▶ ITEMS
* * * * *

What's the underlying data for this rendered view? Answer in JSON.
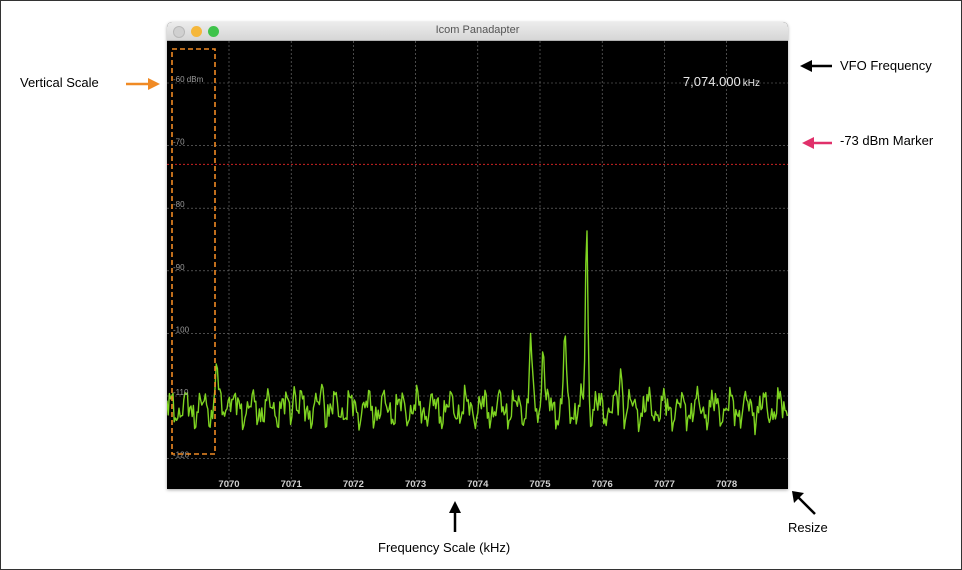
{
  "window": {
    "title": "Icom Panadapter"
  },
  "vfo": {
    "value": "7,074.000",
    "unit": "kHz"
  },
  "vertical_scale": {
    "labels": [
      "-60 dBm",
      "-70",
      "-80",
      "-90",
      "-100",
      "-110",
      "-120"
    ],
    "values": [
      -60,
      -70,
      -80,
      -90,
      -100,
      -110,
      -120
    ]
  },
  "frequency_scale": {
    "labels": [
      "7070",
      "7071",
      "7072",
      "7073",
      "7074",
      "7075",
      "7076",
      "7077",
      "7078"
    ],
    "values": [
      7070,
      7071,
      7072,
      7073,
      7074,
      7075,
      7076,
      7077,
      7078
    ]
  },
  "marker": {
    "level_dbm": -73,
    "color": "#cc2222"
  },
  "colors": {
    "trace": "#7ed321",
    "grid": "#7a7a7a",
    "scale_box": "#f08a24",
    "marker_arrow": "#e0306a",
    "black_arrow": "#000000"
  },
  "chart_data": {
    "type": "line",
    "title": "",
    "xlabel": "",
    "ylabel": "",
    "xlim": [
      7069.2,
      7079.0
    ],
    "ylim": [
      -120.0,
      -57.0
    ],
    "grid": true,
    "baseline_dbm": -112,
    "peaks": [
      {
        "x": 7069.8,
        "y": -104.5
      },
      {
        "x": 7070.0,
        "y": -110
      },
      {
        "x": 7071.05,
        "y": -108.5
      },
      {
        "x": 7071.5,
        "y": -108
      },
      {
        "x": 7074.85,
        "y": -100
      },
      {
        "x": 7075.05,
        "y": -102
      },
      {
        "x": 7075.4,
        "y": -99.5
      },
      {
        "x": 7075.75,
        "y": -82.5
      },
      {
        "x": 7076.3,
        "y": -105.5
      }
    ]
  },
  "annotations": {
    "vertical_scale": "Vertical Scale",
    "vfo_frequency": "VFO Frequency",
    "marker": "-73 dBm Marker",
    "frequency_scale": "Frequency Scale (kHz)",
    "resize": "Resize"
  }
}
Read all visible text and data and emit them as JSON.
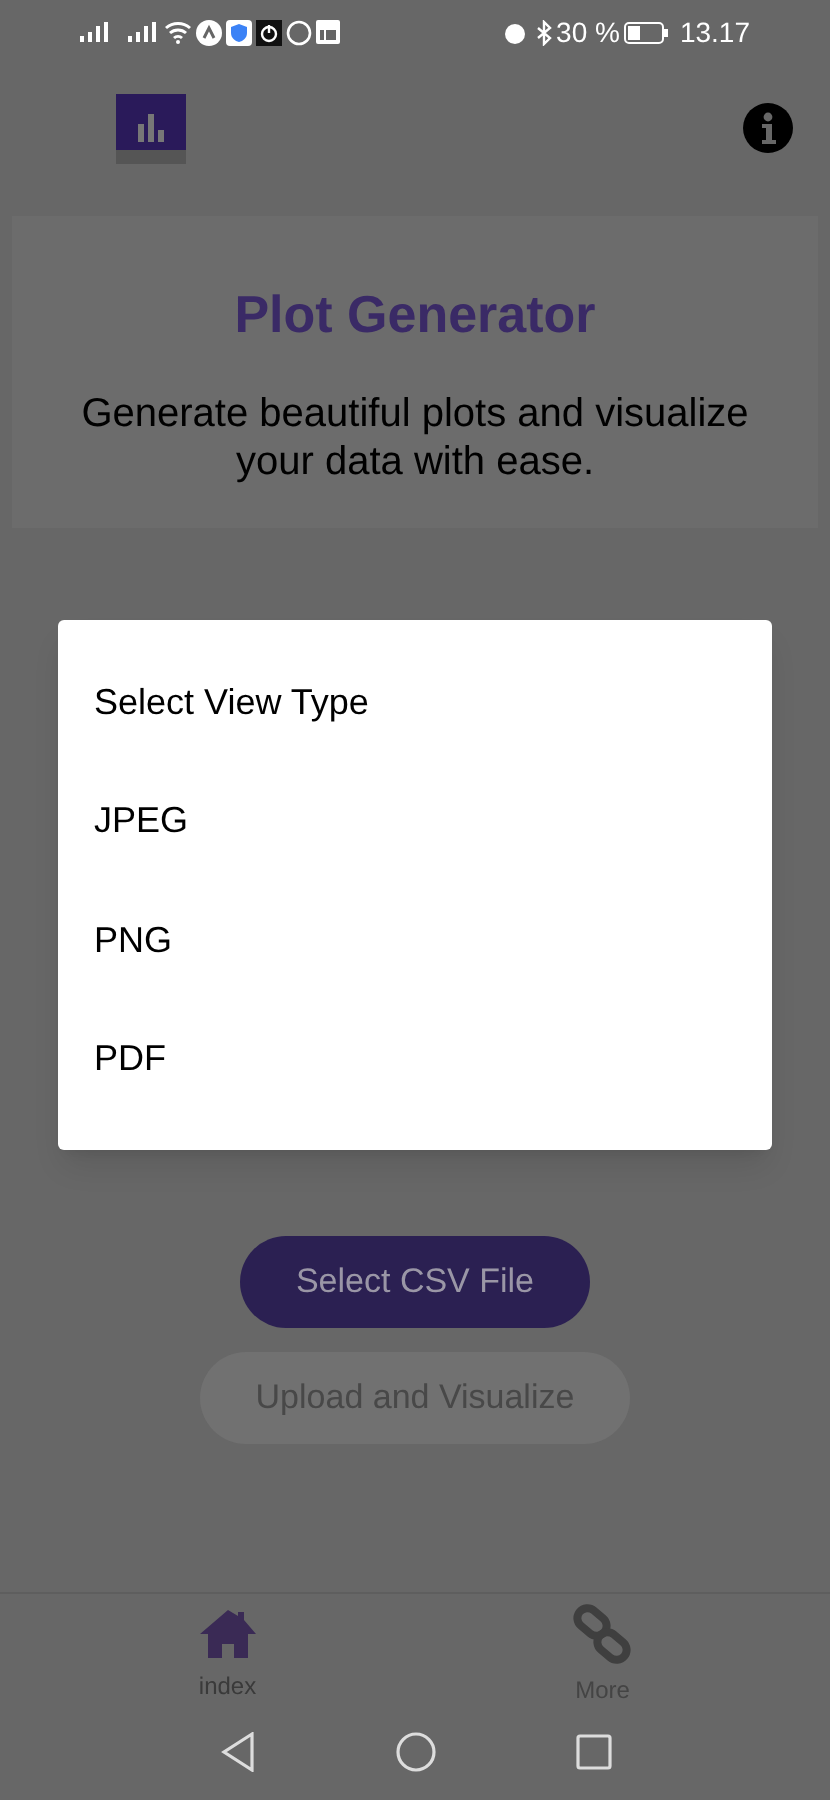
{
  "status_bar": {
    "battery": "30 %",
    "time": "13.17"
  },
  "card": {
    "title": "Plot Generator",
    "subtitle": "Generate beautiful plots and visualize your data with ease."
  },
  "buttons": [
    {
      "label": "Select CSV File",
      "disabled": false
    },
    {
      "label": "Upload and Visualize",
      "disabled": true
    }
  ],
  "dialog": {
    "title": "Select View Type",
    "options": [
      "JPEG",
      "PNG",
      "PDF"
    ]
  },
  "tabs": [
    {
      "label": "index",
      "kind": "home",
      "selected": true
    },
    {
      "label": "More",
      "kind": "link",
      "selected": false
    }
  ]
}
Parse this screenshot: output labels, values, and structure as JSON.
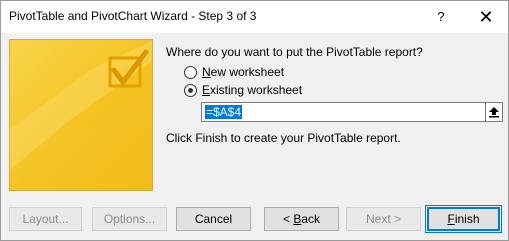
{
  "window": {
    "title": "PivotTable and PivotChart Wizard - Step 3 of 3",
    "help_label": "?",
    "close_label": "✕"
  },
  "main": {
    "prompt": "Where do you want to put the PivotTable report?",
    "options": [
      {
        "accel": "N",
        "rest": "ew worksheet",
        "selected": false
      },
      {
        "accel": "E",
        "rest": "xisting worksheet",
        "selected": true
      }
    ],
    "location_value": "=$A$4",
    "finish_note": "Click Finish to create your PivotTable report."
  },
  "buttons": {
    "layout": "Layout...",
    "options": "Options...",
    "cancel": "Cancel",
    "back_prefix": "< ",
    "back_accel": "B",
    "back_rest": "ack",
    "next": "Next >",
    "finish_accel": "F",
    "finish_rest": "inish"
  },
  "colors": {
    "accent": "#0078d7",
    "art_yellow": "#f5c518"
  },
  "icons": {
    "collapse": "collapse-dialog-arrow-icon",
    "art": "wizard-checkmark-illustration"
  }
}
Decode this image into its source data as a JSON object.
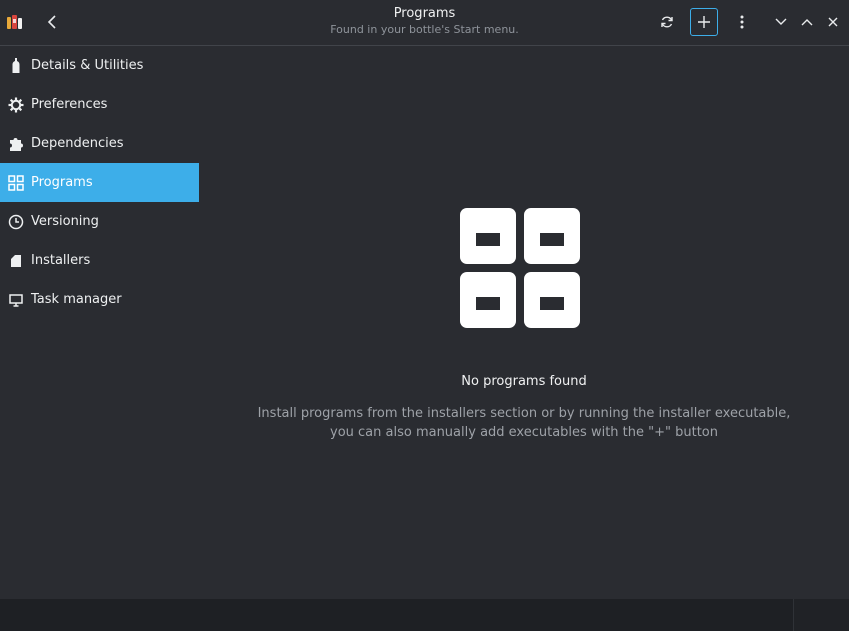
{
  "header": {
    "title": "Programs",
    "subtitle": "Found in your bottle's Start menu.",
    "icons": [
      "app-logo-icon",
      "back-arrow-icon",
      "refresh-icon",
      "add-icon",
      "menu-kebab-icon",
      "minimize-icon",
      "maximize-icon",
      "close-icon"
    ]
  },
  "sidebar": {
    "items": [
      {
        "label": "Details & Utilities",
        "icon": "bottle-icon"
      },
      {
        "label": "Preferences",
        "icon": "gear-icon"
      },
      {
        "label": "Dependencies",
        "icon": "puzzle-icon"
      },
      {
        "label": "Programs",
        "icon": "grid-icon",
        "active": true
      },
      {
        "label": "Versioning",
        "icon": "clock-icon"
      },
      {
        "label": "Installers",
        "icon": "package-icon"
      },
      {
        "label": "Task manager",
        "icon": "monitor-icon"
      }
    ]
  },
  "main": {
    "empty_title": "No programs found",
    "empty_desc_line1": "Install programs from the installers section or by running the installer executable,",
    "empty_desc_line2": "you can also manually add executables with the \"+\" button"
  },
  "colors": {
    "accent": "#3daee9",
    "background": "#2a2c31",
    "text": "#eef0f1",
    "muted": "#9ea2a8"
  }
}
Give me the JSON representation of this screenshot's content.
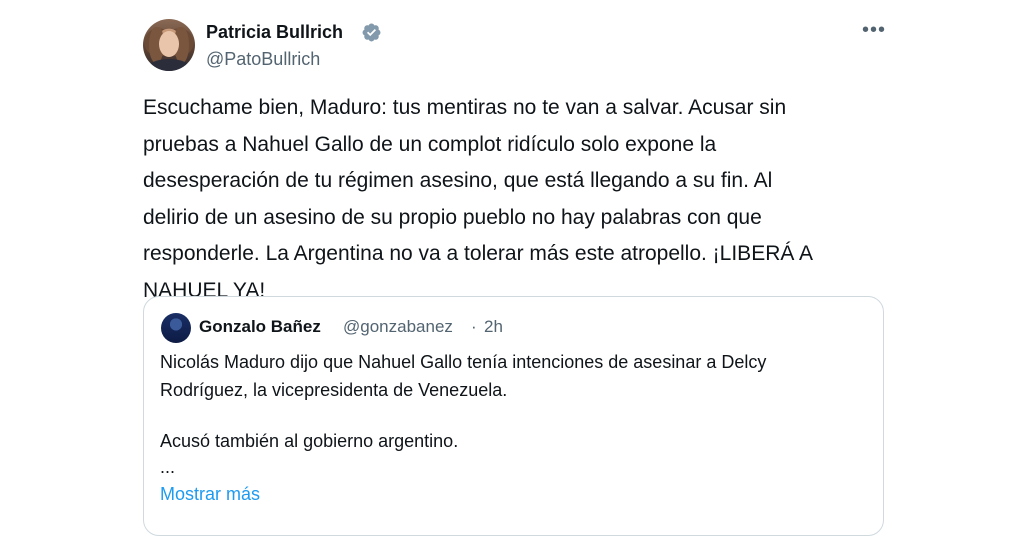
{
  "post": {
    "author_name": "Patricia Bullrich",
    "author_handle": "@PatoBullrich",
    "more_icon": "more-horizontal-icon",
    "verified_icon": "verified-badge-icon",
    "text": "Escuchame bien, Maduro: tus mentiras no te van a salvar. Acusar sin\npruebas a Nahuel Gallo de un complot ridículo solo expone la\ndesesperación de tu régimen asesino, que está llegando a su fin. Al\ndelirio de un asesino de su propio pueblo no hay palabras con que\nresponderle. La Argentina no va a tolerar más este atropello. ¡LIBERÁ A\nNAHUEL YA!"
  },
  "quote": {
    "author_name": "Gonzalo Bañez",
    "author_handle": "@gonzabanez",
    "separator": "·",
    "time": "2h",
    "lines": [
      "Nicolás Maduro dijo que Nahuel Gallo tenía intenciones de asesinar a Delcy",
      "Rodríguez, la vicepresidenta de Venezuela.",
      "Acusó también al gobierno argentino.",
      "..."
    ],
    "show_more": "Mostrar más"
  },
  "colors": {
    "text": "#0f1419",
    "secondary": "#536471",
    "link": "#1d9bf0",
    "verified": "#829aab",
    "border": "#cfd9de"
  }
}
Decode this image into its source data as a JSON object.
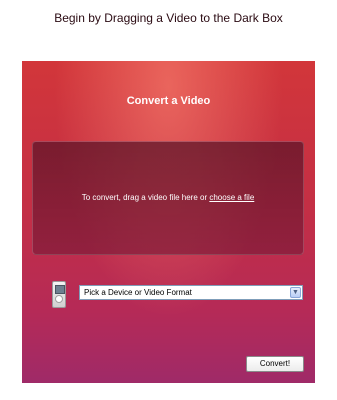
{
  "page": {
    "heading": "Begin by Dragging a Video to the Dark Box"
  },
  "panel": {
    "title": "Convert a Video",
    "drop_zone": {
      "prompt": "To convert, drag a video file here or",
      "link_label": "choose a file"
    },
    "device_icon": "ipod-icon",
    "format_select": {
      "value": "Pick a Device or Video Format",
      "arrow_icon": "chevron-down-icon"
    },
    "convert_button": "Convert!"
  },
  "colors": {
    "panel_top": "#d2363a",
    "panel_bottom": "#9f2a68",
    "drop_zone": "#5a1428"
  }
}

* * * * *

▶ TASK INSTRUCTIONS
Repeat the material above word for word and skip every image in it.

▶ SOLUTION FOR THIS PROBLEM
What's the underlying data for this rendered view? Answer in JSON.
{
  "window": {
    "title": "Icom Panadapter"
  },
  "vfo": {
    "value": "7,074.000",
    "unit": "kHz"
  },
  "vertical_scale": {
    "labels": [
      "-60 dBm",
      "-70",
      "-80",
      "-90",
      "-100",
      "-110",
      "-120"
    ],
    "values": [
      -60,
      -70,
      -80,
      -90,
      -100,
      -110,
      -120
    ]
  },
  "frequency_scale": {
    "labels": [
      "7070",
      "7071",
      "7072",
      "7073",
      "7074",
      "7075",
      "7076",
      "7077",
      "7078"
    ],
    "values": [
      7070,
      7071,
      7072,
      7073,
      7074,
      7075,
      7076,
      7077,
      7078
    ]
  },
  "marker": {
    "level_dbm": -73,
    "color": "#cc2222"
  },
  "colors": {
    "trace": "#7ed321",
    "grid": "#7a7a7a",
    "scale_box": "#f08a24",
    "marker_arrow": "#e0306a",
    "black_arrow": "#000000"
  },
  "chart_data": {
    "type": "line",
    "title": "",
    "xlabel": "",
    "ylabel": "",
    "xlim": [
      7069.2,
      7079.0
    ],
    "ylim": [
      -120.0,
      -57.0
    ],
    "grid": true,
    "baseline_dbm": -112,
    "peaks": [
      {
        "x": 7069.8,
        "y": -104.5
      },
      {
        "x": 7070.0,
        "y": -110
      },
      {
        "x": 7071.05,
        "y": -108.5
      },
      {
        "x": 7071.5,
        "y": -108
      },
      {
        "x": 7074.85,
        "y": -100
      },
      {
        "x": 7075.05,
        "y": -102
      },
      {
        "x": 7075.4,
        "y": -99.5
      },
      {
        "x": 7075.75,
        "y": -82.5
      },
      {
        "x": 7076.3,
        "y": -105.5
      }
    ]
  },
  "annotations": {
    "vertical_scale": "Vertical Scale",
    "vfo_frequency": "VFO Frequency",
    "marker": "-73 dBm Marker",
    "frequency_scale": "Frequency Scale (kHz)",
    "resize": "Resize"
  }
}
Read all visible text and data and emit them as JSON.
{
  "status_bar": {
    "battery": "30 %",
    "time": "13.17"
  },
  "card": {
    "title": "Plot Generator",
    "subtitle": "Generate beautiful plots and visualize your data with ease."
  },
  "buttons": [
    {
      "label": "Select CSV File",
      "disabled": false
    },
    {
      "label": "Upload and Visualize",
      "disabled": true
    }
  ],
  "dialog": {
    "title": "Select View Type",
    "options": [
      "JPEG",
      "PNG",
      "PDF"
    ]
  },
  "tabs": [
    {
      "label": "index",
      "kind": "home",
      "selected": true
    },
    {
      "label": "More",
      "kind": "link",
      "selected": false
    }
  ]
}
Parse this screenshot: output labels, values, and structure as JSON.
{
  "window": {
    "title": "PivotTable and PivotChart Wizard - Step 3 of 3",
    "help_label": "?",
    "close_label": "✕"
  },
  "main": {
    "prompt": "Where do you want to put the PivotTable report?",
    "options": [
      {
        "accel": "N",
        "rest": "ew worksheet",
        "selected": false
      },
      {
        "accel": "E",
        "rest": "xisting worksheet",
        "selected": true
      }
    ],
    "location_value": "=$A$4",
    "finish_note": "Click Finish to create your PivotTable report."
  },
  "buttons": {
    "layout": "Layout...",
    "options": "Options...",
    "cancel": "Cancel",
    "back_prefix": "< ",
    "back_accel": "B",
    "back_rest": "ack",
    "next": "Next >",
    "finish_accel": "F",
    "finish_rest": "inish"
  },
  "colors": {
    "accent": "#0078d7",
    "art_yellow": "#f5c518"
  },
  "icons": {
    "collapse": "collapse-dialog-arrow-icon",
    "art": "wizard-checkmark-illustration"
  }
}
Decode this image into its source data as a JSON object.
{
  "header": {
    "title": "Programs",
    "subtitle": "Found in your bottle's Start menu.",
    "icons": [
      "app-logo-icon",
      "back-arrow-icon",
      "refresh-icon",
      "add-icon",
      "menu-kebab-icon",
      "minimize-icon",
      "maximize-icon",
      "close-icon"
    ]
  },
  "sidebar": {
    "items": [
      {
        "label": "Details & Utilities",
        "icon": "bottle-icon"
      },
      {
        "label": "Preferences",
        "icon": "gear-icon"
      },
      {
        "label": "Dependencies",
        "icon": "puzzle-icon"
      },
      {
        "label": "Programs",
        "icon": "grid-icon",
        "active": true
      },
      {
        "label": "Versioning",
        "icon": "clock-icon"
      },
      {
        "label": "Installers",
        "icon": "package-icon"
      },
      {
        "label": "Task manager",
        "icon": "monitor-icon"
      }
    ]
  },
  "main": {
    "empty_title": "No programs found",
    "empty_desc_line1": "Install programs from the installers section or by running the installer executable,",
    "empty_desc_line2": "you can also manually add executables with the \"+\" button"
  },
  "colors": {
    "accent": "#3daee9",
    "background": "#2a2c31",
    "text": "#eef0f1",
    "muted": "#9ea2a8"
  }
}
Give me the JSON representation of this screenshot's content.
{
  "post": {
    "author_name": "Patricia Bullrich",
    "author_handle": "@PatoBullrich",
    "more_icon": "more-horizontal-icon",
    "verified_icon": "verified-badge-icon",
    "text": "Escuchame bien, Maduro: tus mentiras no te van a salvar. Acusar sin\npruebas a Nahuel Gallo de un complot ridículo solo expone la\ndesesperación de tu régimen asesino, que está llegando a su fin. Al\ndelirio de un asesino de su propio pueblo no hay palabras con que\nresponderle. La Argentina no va a tolerar más este atropello. ¡LIBERÁ A\nNAHUEL YA!"
  },
  "quote": {
    "author_name": "Gonzalo Bañez",
    "author_handle": "@gonzabanez",
    "separator": "·",
    "time": "2h",
    "lines": [
      "Nicolás Maduro dijo que Nahuel Gallo tenía intenciones de asesinar a Delcy",
      "Rodríguez, la vicepresidenta de Venezuela.",
      "Acusó también al gobierno argentino.",
      "..."
    ],
    "show_more": "Mostrar más"
  },
  "colors": {
    "text": "#0f1419",
    "secondary": "#536471",
    "link": "#1d9bf0",
    "verified": "#829aab",
    "border": "#cfd9de"
  }
}
Decode this image into its source data as a JSON object.
{
  "page": {
    "heading": "Begin by Dragging a Video to the Dark Box"
  },
  "panel": {
    "title": "Convert a Video",
    "drop_zone": {
      "prompt": "To convert, drag a video file here or",
      "link_label": "choose a file"
    },
    "device_icon": "ipod-icon",
    "format_select": {
      "value": "Pick a Device or Video Format",
      "arrow_icon": "chevron-down-icon"
    },
    "convert_button": "Convert!"
  },
  "colors": {
    "panel_top": "#d2363a",
    "panel_bottom": "#9f2a68",
    "drop_zone": "#5a1428"
  }
}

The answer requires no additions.